## WHAT IS BEING ASKED
Look through the listing for the word "Proporsi". Copy each line that has it.

## Dataset records

..............................

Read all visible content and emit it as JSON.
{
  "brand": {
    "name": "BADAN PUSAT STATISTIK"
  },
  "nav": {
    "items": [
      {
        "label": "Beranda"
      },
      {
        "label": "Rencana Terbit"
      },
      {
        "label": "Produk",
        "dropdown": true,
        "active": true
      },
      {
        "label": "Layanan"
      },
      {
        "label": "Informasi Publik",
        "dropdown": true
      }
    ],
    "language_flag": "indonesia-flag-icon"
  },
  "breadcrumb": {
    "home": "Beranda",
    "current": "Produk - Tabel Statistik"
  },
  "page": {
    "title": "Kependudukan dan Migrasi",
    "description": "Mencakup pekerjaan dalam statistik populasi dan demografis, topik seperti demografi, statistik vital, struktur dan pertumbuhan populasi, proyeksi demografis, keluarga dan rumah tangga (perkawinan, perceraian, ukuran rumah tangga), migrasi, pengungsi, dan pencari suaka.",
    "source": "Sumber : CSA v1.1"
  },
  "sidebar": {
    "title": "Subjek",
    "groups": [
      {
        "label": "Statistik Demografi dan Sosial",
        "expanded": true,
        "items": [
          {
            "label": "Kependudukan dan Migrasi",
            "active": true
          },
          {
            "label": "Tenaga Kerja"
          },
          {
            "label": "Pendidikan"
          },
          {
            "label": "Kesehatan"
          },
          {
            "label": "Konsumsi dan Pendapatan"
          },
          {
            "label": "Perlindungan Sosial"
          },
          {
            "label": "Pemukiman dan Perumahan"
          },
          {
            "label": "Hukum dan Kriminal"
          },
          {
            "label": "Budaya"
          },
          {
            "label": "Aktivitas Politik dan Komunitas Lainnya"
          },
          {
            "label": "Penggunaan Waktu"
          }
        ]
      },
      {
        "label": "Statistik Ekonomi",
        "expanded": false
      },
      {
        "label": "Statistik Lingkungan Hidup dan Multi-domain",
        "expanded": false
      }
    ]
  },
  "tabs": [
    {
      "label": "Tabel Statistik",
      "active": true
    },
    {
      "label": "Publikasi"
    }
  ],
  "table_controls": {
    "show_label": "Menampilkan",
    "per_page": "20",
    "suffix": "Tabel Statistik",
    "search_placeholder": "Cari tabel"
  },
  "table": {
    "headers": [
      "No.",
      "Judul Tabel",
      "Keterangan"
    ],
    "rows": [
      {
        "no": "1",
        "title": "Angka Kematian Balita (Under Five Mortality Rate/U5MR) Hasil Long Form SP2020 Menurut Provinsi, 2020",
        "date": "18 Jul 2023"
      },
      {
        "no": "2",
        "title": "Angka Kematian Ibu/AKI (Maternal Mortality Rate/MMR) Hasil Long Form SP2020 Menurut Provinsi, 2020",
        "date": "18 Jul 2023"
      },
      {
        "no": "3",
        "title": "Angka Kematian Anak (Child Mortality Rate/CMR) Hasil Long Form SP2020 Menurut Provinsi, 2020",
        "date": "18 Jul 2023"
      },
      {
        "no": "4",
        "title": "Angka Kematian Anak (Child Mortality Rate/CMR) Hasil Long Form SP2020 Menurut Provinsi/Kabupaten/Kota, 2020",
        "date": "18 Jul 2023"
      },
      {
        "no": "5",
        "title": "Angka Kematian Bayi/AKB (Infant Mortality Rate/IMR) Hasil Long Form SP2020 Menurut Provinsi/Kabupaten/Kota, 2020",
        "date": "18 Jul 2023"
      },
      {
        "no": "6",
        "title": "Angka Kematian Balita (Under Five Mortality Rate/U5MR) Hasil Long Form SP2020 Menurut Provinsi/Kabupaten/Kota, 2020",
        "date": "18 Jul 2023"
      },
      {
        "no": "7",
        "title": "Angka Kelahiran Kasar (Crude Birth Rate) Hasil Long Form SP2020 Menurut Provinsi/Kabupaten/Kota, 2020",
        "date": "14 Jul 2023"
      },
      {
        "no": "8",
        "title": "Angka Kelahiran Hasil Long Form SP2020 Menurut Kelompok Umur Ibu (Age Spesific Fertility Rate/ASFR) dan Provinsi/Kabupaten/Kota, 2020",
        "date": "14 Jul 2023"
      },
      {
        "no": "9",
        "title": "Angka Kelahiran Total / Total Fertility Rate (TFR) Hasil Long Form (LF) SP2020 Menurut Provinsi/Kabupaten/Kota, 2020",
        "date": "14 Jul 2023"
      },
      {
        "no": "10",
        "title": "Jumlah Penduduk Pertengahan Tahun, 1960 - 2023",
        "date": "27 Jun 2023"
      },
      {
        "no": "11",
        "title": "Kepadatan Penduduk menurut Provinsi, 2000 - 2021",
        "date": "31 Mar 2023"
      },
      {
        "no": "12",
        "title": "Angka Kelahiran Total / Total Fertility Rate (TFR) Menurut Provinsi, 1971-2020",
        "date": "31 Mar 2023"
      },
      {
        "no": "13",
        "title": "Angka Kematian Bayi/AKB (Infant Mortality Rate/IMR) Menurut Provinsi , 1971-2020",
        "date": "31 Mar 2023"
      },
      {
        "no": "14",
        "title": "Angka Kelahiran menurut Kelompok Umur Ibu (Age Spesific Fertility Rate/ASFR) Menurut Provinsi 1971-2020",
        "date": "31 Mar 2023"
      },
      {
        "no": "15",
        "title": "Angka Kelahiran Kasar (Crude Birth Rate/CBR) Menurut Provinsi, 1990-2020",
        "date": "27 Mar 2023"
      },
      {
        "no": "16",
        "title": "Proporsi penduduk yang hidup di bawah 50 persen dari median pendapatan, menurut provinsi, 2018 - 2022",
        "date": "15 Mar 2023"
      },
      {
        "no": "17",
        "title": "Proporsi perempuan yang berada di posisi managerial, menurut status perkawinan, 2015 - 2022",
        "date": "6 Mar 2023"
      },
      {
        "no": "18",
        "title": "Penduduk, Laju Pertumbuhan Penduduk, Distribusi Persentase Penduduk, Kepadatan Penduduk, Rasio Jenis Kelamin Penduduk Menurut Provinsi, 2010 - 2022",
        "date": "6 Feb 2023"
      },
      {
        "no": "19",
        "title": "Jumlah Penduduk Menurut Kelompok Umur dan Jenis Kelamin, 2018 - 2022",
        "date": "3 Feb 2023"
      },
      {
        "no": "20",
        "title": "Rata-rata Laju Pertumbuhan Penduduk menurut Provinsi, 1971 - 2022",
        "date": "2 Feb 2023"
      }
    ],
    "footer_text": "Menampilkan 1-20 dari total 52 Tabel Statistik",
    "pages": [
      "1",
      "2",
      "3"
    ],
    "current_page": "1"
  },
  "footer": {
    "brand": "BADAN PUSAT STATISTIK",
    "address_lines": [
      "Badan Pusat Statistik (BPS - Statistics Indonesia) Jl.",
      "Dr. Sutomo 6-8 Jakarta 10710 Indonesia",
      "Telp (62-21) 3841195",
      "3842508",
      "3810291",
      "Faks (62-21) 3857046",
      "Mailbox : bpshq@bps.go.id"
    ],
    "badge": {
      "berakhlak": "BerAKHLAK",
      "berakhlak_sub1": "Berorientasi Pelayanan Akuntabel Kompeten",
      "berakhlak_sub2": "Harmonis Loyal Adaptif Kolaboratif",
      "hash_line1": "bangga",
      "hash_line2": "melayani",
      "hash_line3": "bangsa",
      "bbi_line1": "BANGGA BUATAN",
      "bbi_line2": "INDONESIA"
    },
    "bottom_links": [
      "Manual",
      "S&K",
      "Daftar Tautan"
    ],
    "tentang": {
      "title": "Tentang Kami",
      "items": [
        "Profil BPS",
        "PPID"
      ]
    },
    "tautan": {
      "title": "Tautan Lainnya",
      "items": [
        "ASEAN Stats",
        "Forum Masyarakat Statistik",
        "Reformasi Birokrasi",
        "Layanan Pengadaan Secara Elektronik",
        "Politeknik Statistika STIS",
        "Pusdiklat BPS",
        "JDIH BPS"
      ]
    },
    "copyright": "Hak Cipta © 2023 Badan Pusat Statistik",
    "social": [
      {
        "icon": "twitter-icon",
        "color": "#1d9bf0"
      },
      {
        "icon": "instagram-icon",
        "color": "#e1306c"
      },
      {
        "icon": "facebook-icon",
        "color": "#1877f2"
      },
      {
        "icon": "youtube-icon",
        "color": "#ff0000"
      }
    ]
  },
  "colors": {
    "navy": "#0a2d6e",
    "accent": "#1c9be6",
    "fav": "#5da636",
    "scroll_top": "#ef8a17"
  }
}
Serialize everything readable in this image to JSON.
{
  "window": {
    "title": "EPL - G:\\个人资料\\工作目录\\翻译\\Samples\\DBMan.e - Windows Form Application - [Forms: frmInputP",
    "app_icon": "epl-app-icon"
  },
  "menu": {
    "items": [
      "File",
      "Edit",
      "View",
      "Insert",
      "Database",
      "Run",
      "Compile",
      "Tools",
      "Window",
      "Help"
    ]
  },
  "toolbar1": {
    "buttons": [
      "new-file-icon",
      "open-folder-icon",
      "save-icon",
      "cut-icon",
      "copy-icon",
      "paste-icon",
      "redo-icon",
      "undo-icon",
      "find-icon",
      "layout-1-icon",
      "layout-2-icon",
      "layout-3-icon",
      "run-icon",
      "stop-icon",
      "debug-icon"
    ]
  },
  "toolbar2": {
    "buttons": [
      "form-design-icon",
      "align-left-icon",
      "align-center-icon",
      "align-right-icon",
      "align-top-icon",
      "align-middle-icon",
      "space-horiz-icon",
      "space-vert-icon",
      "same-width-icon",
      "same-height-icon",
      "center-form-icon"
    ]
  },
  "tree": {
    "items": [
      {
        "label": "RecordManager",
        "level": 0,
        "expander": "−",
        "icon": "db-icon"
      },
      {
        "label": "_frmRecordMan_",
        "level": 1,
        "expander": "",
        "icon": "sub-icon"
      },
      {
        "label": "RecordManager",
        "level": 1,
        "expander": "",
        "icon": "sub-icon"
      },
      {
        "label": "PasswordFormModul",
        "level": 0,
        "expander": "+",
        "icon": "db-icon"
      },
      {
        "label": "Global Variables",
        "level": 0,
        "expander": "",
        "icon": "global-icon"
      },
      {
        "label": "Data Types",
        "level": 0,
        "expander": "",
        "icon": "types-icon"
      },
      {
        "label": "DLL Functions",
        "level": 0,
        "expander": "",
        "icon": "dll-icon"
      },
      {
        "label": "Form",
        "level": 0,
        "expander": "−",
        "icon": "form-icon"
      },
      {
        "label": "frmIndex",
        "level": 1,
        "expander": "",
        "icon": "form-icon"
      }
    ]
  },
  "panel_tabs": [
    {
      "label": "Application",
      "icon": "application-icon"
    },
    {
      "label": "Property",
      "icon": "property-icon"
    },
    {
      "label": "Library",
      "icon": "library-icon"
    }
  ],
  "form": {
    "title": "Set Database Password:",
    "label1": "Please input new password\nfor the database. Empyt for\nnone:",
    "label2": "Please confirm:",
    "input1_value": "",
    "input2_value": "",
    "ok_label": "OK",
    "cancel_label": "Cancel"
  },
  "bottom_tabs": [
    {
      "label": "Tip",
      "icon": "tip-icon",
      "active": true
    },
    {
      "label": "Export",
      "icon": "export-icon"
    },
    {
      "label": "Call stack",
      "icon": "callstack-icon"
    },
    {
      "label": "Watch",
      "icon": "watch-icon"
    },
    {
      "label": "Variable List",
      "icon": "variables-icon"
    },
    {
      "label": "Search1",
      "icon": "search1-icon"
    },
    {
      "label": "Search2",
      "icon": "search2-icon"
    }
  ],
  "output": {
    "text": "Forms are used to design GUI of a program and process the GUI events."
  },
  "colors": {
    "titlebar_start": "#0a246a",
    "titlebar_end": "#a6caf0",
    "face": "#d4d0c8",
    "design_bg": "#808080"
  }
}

..............................

## EXERCISE SOLUTION
        "title": "Proporsi penduduk yang hidup di bawah 50 persen dari median pendapatan, menurut provinsi, 2018 - 2022",
        "title": "Proporsi perempuan yang berada di posisi managerial, menurut status perkawinan, 2015 - 2022",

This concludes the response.